(Stored data)

┄┄┄┄┄┄┄┄┄┄

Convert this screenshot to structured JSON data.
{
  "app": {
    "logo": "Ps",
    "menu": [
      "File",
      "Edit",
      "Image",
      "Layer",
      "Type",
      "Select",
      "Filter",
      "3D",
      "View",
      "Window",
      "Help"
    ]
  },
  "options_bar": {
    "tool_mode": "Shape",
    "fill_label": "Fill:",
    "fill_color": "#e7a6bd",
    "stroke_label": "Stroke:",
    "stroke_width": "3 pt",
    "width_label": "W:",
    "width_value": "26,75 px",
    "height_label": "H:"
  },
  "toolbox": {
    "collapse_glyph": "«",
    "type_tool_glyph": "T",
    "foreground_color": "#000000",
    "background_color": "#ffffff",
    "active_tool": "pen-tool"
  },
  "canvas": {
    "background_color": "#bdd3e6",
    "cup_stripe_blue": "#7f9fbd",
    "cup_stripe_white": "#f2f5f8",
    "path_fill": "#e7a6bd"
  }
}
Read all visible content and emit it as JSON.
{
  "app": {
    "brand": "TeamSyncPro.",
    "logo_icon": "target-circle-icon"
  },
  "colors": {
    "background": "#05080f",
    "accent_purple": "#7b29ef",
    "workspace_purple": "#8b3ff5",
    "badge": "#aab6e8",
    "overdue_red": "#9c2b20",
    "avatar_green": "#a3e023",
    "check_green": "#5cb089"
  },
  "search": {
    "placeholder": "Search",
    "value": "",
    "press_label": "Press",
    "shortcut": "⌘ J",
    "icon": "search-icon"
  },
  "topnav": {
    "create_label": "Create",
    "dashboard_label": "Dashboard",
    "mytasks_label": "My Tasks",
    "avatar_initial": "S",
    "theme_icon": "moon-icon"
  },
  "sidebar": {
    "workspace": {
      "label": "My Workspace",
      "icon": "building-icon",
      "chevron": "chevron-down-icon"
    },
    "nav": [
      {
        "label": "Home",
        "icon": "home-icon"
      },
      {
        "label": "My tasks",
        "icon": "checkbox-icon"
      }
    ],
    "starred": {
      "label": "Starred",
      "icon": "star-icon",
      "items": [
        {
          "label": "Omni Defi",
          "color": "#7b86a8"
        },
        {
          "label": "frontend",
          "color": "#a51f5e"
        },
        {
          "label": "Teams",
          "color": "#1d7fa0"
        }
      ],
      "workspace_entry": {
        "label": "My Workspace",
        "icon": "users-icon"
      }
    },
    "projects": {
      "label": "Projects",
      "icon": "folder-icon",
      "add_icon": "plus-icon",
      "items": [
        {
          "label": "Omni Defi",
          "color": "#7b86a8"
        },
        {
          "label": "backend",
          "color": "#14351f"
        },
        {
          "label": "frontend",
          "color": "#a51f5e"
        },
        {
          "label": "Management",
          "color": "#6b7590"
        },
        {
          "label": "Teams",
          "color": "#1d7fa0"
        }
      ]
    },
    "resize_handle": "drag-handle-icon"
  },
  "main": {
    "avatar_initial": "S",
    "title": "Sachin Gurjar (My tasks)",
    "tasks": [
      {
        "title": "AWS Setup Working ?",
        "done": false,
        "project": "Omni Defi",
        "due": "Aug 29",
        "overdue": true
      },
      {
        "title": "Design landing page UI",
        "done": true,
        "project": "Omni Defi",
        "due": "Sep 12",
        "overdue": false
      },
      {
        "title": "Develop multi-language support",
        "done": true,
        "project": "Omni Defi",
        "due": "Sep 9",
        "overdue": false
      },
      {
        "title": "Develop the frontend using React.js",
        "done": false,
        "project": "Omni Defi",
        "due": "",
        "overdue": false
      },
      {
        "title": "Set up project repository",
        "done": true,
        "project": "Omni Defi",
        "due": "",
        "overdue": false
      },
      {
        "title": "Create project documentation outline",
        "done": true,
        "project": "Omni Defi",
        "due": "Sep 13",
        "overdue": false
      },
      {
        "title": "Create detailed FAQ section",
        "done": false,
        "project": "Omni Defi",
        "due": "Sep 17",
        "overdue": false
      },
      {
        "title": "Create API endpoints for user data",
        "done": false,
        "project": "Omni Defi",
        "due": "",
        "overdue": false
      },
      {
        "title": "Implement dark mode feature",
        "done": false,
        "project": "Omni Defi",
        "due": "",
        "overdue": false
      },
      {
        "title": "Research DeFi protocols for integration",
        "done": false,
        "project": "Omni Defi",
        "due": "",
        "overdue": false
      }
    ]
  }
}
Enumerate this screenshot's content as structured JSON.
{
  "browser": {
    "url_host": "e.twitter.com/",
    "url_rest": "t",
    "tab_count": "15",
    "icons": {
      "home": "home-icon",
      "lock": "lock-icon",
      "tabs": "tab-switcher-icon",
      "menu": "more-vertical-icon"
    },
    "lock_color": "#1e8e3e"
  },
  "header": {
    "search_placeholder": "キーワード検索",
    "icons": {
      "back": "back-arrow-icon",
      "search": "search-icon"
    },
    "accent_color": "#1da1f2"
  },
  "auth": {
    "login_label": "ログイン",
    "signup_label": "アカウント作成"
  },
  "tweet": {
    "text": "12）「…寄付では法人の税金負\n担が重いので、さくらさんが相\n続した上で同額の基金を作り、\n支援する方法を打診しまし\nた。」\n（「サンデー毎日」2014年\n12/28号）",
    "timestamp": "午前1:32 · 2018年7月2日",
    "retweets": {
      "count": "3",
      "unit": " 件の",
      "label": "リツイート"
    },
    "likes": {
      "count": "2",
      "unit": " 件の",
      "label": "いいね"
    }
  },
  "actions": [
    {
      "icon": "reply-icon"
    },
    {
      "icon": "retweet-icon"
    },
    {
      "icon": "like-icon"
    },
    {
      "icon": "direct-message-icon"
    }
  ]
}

┄┄┄┄┄┄┄┄┄┄

## Task goal
Copy out all lines from the material above that contain the string "title".

## Exercise response
    "title": "Sachin Gurjar (My tasks)",
        "title": "AWS Setup Working ?",
        "title": "Design landing page UI",
        "title": "Develop multi-language support",
        "title": "Develop the frontend using React.js",
        "title": "Set up project repository",
        "title": "Create project documentation outline",
        "title": "Create detailed FAQ section",
        "title": "Create API endpoints for user data",
        "title": "Implement dark mode feature",
        "title": "Research DeFi protocols for integration",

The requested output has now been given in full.